◆ **Raw data**:
++++++

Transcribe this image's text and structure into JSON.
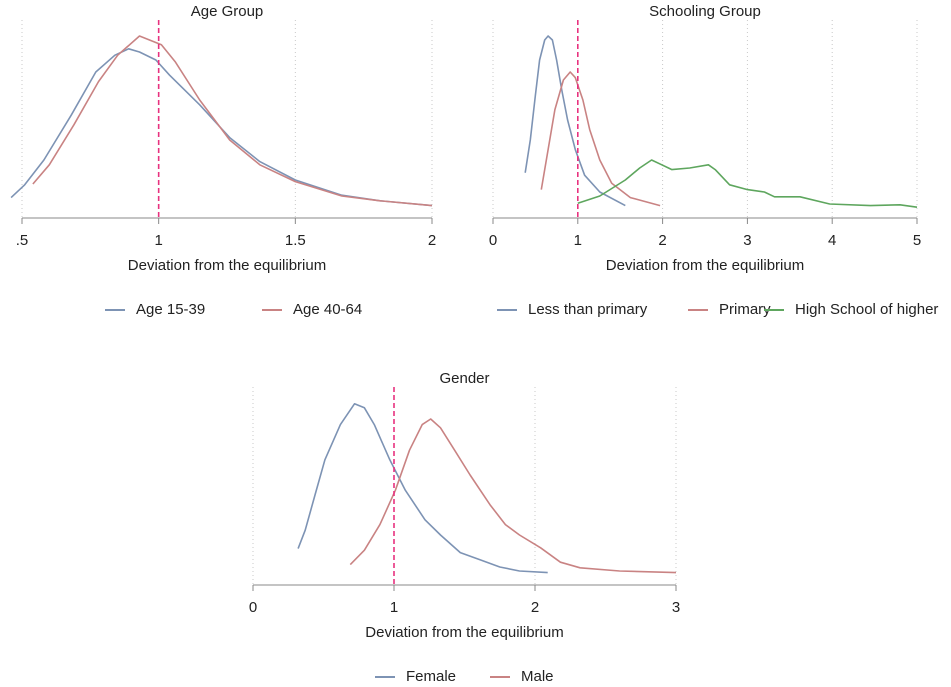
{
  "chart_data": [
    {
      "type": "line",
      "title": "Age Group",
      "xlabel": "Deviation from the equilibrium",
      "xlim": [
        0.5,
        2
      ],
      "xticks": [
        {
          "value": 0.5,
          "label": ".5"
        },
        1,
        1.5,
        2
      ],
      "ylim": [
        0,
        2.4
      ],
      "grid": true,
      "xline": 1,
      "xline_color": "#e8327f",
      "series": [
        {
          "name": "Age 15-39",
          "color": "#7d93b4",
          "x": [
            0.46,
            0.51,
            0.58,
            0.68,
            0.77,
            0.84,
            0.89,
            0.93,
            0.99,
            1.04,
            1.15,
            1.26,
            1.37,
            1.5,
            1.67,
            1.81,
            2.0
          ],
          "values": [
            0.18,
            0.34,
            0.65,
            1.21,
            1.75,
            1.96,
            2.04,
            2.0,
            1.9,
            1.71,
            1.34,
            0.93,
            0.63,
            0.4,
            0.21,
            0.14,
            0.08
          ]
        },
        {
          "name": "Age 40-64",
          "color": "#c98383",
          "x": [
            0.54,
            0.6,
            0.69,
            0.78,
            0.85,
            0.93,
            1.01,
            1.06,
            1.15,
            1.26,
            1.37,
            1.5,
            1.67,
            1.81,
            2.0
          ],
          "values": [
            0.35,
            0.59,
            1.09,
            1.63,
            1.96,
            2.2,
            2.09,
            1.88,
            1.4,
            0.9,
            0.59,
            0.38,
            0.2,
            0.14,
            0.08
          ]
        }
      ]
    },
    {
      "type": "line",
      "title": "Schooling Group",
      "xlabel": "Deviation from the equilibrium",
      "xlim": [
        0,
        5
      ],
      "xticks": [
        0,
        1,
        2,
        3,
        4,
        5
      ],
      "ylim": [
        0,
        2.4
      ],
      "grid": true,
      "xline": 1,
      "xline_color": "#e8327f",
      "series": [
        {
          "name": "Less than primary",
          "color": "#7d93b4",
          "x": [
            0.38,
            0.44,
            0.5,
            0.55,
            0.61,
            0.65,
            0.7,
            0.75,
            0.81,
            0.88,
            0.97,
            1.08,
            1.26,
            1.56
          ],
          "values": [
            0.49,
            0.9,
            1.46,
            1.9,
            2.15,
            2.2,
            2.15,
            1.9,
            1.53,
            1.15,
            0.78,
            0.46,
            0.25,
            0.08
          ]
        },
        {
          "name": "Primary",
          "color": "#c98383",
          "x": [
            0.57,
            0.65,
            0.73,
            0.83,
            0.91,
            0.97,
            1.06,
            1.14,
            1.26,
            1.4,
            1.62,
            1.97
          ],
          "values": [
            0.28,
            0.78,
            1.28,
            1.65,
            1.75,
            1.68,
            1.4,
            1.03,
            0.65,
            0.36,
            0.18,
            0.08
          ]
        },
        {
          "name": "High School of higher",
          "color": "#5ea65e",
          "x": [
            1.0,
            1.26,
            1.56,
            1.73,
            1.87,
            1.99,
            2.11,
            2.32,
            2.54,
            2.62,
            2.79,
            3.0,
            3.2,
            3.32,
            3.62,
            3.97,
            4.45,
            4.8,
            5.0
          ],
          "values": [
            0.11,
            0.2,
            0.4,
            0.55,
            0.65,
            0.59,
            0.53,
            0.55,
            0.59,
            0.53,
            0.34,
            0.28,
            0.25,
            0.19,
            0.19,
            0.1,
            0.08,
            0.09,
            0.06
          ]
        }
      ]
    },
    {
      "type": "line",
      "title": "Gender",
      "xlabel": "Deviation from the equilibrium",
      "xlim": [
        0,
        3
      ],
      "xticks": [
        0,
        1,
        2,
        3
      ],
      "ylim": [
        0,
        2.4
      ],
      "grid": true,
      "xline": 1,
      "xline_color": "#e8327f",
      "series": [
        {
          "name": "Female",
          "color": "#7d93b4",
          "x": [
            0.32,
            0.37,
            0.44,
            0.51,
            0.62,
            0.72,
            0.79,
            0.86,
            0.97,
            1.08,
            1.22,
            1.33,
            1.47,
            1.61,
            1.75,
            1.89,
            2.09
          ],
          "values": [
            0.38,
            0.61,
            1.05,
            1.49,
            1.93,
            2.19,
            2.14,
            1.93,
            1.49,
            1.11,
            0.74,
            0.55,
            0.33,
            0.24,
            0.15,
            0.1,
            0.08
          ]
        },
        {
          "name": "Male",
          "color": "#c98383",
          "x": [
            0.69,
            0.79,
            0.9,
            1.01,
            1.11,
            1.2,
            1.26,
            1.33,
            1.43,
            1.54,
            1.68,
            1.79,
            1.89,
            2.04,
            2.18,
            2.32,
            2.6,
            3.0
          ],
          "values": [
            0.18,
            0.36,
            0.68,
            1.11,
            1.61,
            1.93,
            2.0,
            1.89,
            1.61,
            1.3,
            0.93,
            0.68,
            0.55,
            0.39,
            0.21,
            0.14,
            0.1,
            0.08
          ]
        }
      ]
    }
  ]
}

++++++

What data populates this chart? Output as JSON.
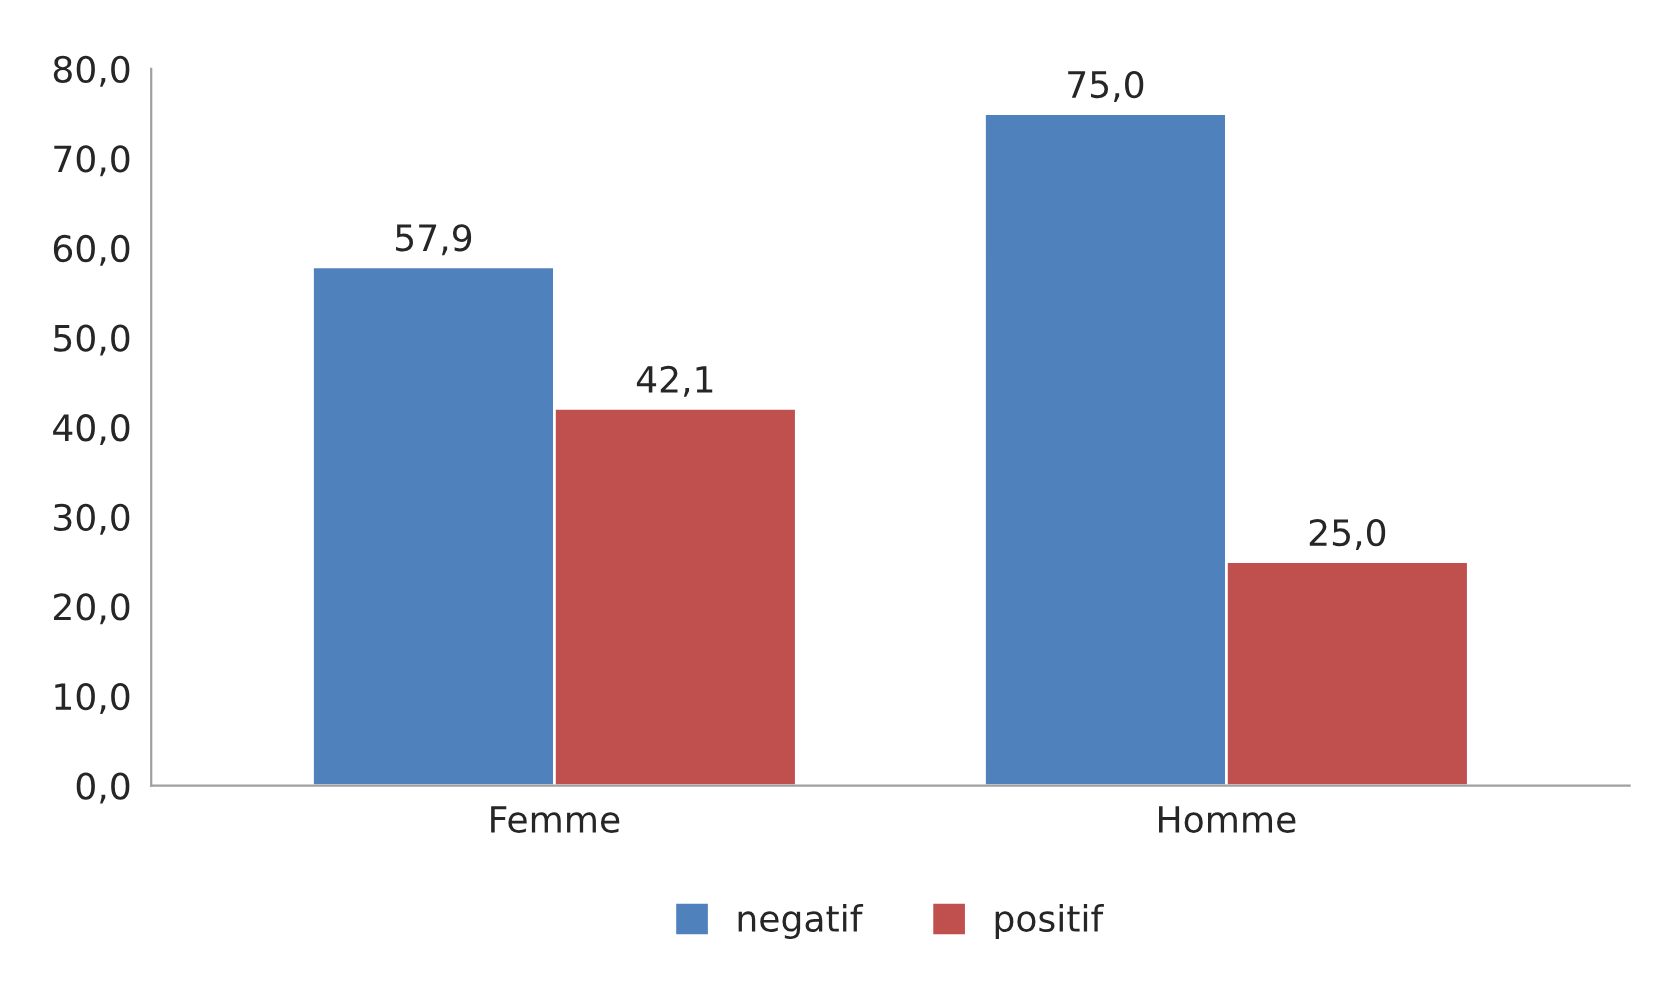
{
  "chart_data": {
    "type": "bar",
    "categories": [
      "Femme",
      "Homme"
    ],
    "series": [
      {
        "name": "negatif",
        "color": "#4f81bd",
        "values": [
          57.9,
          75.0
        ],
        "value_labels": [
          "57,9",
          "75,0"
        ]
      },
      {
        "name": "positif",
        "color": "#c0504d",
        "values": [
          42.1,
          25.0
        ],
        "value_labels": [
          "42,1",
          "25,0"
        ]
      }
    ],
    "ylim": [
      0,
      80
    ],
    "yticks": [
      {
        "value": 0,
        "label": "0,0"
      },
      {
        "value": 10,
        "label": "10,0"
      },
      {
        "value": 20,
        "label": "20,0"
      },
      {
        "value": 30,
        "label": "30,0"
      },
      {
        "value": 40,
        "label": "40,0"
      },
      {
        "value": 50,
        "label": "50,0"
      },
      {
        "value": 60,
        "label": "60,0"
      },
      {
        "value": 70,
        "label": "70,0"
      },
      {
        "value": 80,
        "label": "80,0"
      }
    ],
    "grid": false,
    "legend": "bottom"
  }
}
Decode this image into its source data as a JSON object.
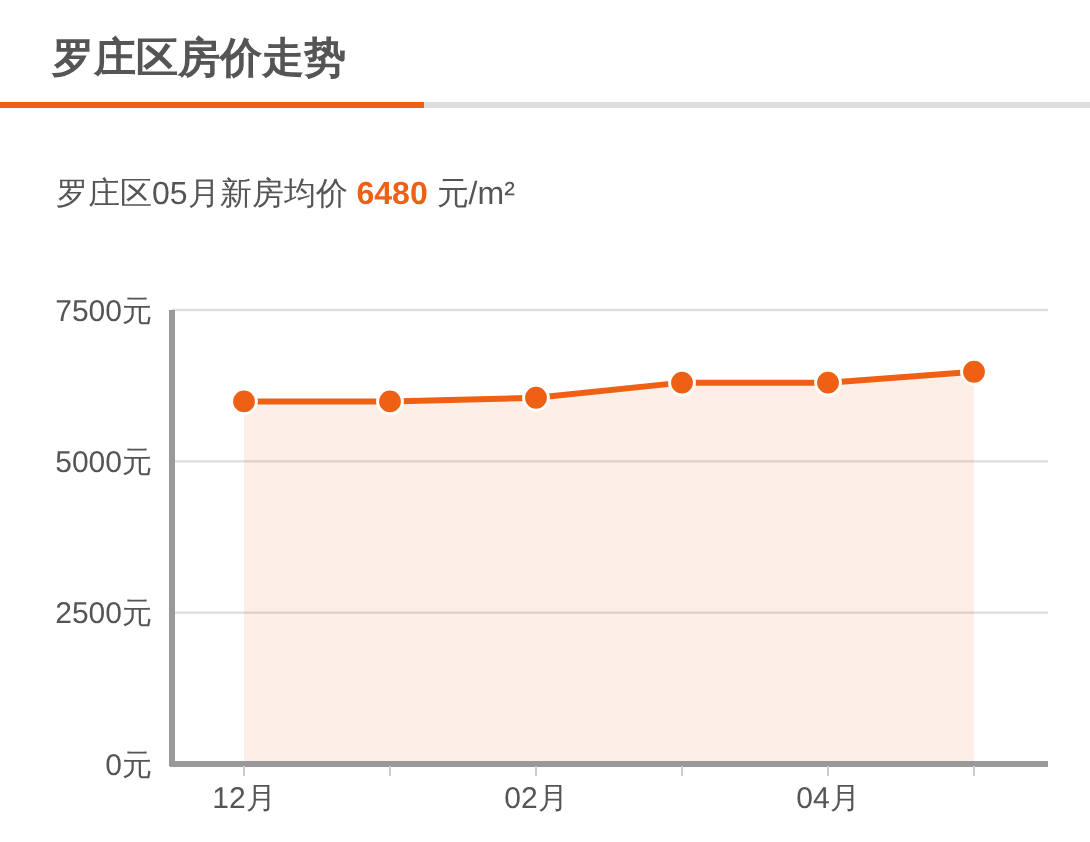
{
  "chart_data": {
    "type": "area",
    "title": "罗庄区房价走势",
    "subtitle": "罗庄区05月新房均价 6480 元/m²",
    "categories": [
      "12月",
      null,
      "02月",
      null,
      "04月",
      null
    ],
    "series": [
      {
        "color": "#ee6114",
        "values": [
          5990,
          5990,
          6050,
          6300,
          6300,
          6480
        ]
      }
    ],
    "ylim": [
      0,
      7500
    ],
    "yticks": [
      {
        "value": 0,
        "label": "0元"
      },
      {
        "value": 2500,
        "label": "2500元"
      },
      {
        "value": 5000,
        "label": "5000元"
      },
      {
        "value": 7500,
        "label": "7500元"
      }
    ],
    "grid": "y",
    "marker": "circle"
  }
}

++++++

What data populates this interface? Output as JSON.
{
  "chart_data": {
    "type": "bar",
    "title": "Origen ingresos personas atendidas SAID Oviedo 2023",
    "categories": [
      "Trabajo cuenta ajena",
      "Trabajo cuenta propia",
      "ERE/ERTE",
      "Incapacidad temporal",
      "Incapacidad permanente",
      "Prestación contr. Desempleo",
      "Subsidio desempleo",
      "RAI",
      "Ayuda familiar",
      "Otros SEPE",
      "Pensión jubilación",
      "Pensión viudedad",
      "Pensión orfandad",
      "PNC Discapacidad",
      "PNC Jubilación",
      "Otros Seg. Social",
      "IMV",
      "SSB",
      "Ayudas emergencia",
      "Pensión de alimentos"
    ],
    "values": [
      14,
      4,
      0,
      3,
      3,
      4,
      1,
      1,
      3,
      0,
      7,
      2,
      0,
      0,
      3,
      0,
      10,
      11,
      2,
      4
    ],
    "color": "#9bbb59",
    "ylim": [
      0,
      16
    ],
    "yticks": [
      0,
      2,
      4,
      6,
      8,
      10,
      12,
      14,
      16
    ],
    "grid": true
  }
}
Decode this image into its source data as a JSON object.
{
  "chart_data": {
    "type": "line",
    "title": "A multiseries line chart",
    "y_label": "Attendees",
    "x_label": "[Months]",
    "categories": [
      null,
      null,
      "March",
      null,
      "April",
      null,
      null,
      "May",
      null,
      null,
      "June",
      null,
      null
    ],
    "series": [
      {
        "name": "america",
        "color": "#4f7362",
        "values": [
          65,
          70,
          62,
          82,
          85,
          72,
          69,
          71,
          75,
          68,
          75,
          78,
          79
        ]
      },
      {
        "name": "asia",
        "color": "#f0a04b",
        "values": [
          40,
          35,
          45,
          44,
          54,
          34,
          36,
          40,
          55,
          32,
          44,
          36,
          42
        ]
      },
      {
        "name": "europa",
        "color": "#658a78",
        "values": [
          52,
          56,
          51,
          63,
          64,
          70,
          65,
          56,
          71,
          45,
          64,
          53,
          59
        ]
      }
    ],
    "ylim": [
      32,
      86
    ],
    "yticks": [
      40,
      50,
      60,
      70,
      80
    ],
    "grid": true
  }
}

++++++

◆ **Brief**: Return the lines of the records that include the string "this".

◆ **Exercise solution**:
Transcribe this image's text and structure into JSON.
What data populates this chart? Output as JSON.
Decode this image into its source data as a JSON object.
What data populates this interface? Output as JSON.
Decode this image into its source data as a JSON object.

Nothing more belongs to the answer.